_EXERCISE AIM_:
Check each line of the listing for the word "screenshot" and report how many lines contain it, giving nothing but the number.
====== ITEMS ======
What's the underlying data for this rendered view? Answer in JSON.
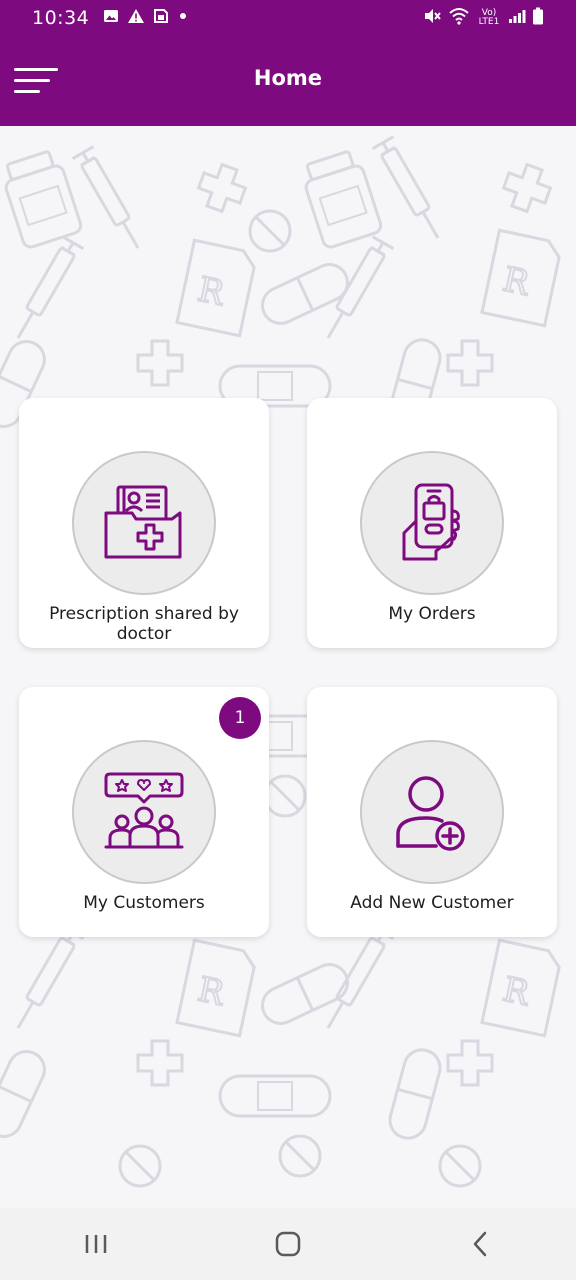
{
  "status_bar": {
    "time": "10:34",
    "network_label": "Vo) LTE1",
    "icons_left": [
      "image-icon",
      "warning-icon",
      "sim-icon",
      "dot-icon"
    ],
    "icons_right": [
      "mute-icon",
      "wifi-icon",
      "signal-icon",
      "battery-icon"
    ]
  },
  "app_bar": {
    "title": "Home",
    "menu_icon": "hamburger-menu-icon"
  },
  "tiles": [
    {
      "label": "Prescription shared by doctor",
      "icon": "prescription-folder-icon"
    },
    {
      "label": "My Orders",
      "icon": "phone-shopping-icon"
    },
    {
      "label": "My Customers",
      "icon": "customers-review-icon",
      "badge": "1"
    },
    {
      "label": "Add New Customer",
      "icon": "add-user-icon"
    }
  ],
  "nav_bar": {
    "icons": [
      "recent-apps-icon",
      "home-icon",
      "back-icon"
    ]
  },
  "colors": {
    "primary": "#7e0a7f",
    "card_background": "#ffffff",
    "icon_circle": "#ececec",
    "nav_background": "#f2f2f2"
  }
}
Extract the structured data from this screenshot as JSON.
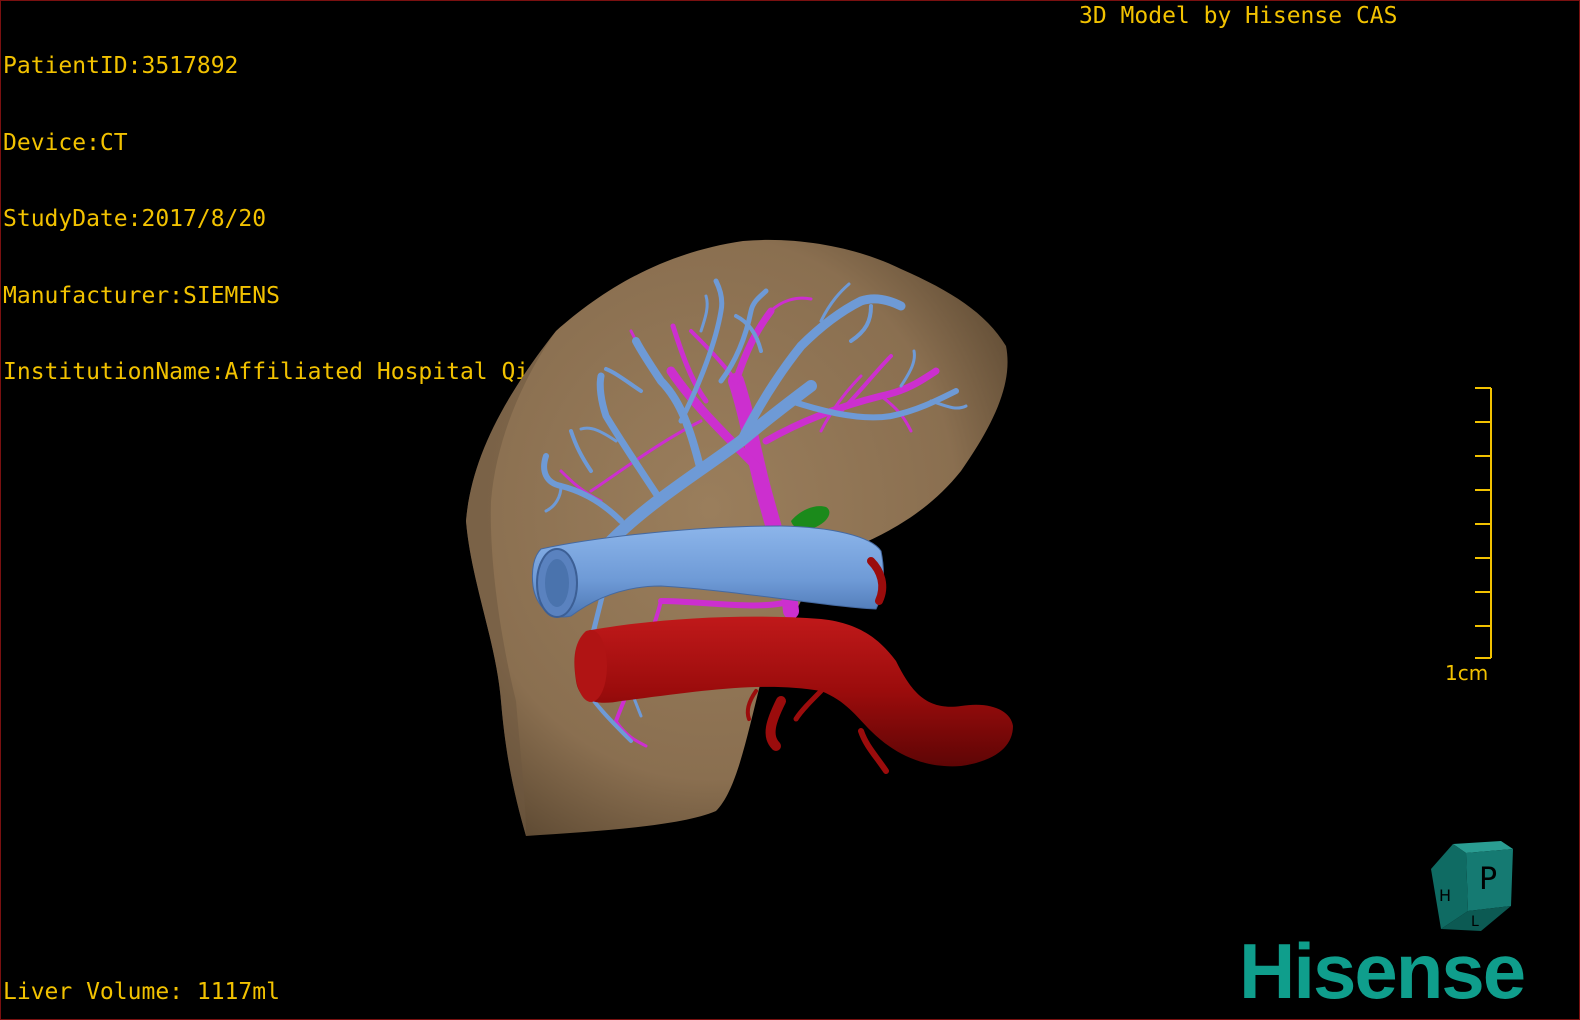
{
  "overlay": {
    "patient_id": "PatientID:3517892",
    "device": "Device:CT",
    "study_date": "StudyDate:2017/8/20",
    "manufacturer": "Manufacturer:SIEMENS",
    "institution": "InstitutionName:Affiliated Hospital Qingdao University-C",
    "model_credit": "3D Model by Hisense CAS",
    "liver_volume": "Liver Volume: 1117ml"
  },
  "scale_bar": {
    "label": "1cm"
  },
  "orientation_cube": {
    "front_face": "P",
    "side_face": "H",
    "bottom_face": "L"
  },
  "logo": {
    "text": "Hisense"
  },
  "colors": {
    "overlay_text": "#f2c200",
    "liver": "#8f7556",
    "hepatic_vein": "#6e9ad6",
    "portal_vein": "#cc2fcf",
    "vena_cava": "#9b0c0c",
    "gallbladder": "#1b8a1b",
    "logo": "#0f9e8c",
    "cube": "#157a72"
  }
}
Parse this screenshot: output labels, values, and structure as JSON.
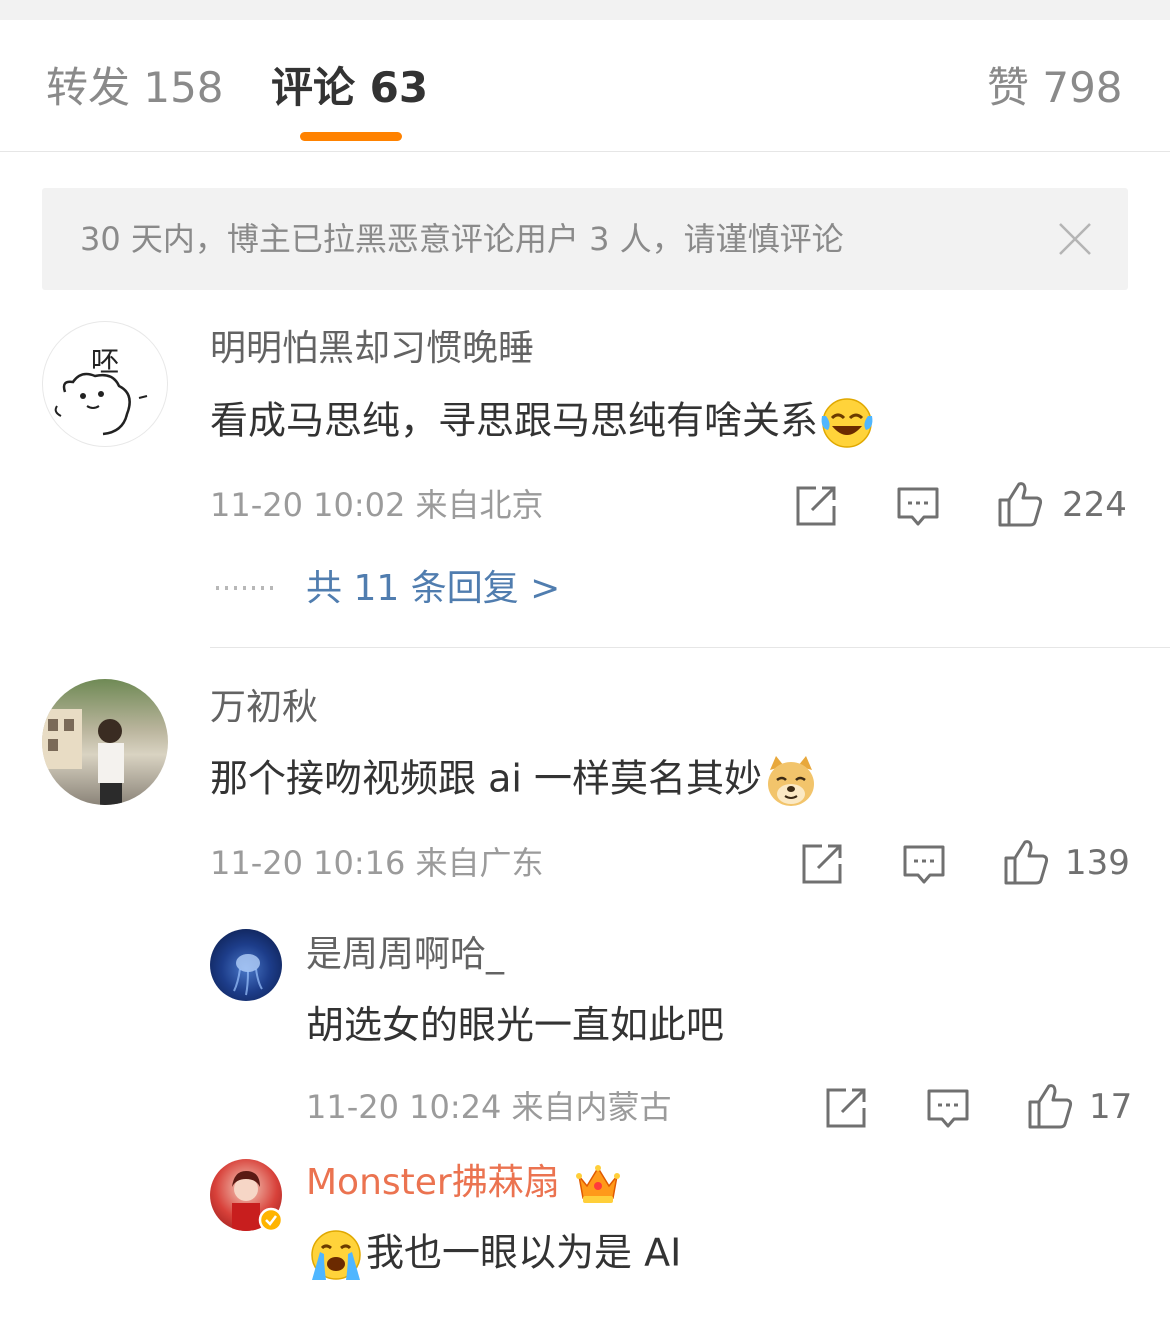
{
  "tabs": {
    "repost_label": "转发 158",
    "comment_label": "评论 63",
    "like_label": "赞 798"
  },
  "notice": {
    "text": "30 天内，博主已拉黑恶意评论用户 3 人，请谨慎评论"
  },
  "comments": [
    {
      "username": "明明怕黑却习惯晚睡",
      "text": "看成马思纯，寻思跟马思纯有啥关系",
      "emoji": "laughing-tears-emoji",
      "time_location": "11-20 10:02  来自北京",
      "likes": "224",
      "replies_label": "共 11 条回复 >",
      "avatar_text": "呸"
    },
    {
      "username": "万初秋",
      "text": "那个接吻视频跟 ai 一样莫名其妙",
      "emoji": "doge-emoji",
      "time_location": "11-20 10:16  来自广东",
      "likes": "139"
    }
  ],
  "replies": [
    {
      "username": "是周周啊哈_",
      "text": "胡选女的眼光一直如此吧",
      "time_location": "11-20 10:24  来自内蒙古",
      "likes": "17"
    },
    {
      "username": "Monster拂菻扇",
      "badge": "crown-badge-icon",
      "text": "我也一眼以为是 AI",
      "emoji": "crying-emoji"
    }
  ],
  "colors": {
    "accent": "#ff8200",
    "link": "#507daf",
    "vip_name": "#eb7350"
  }
}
======
_WRITTEN RESPONSE_:
2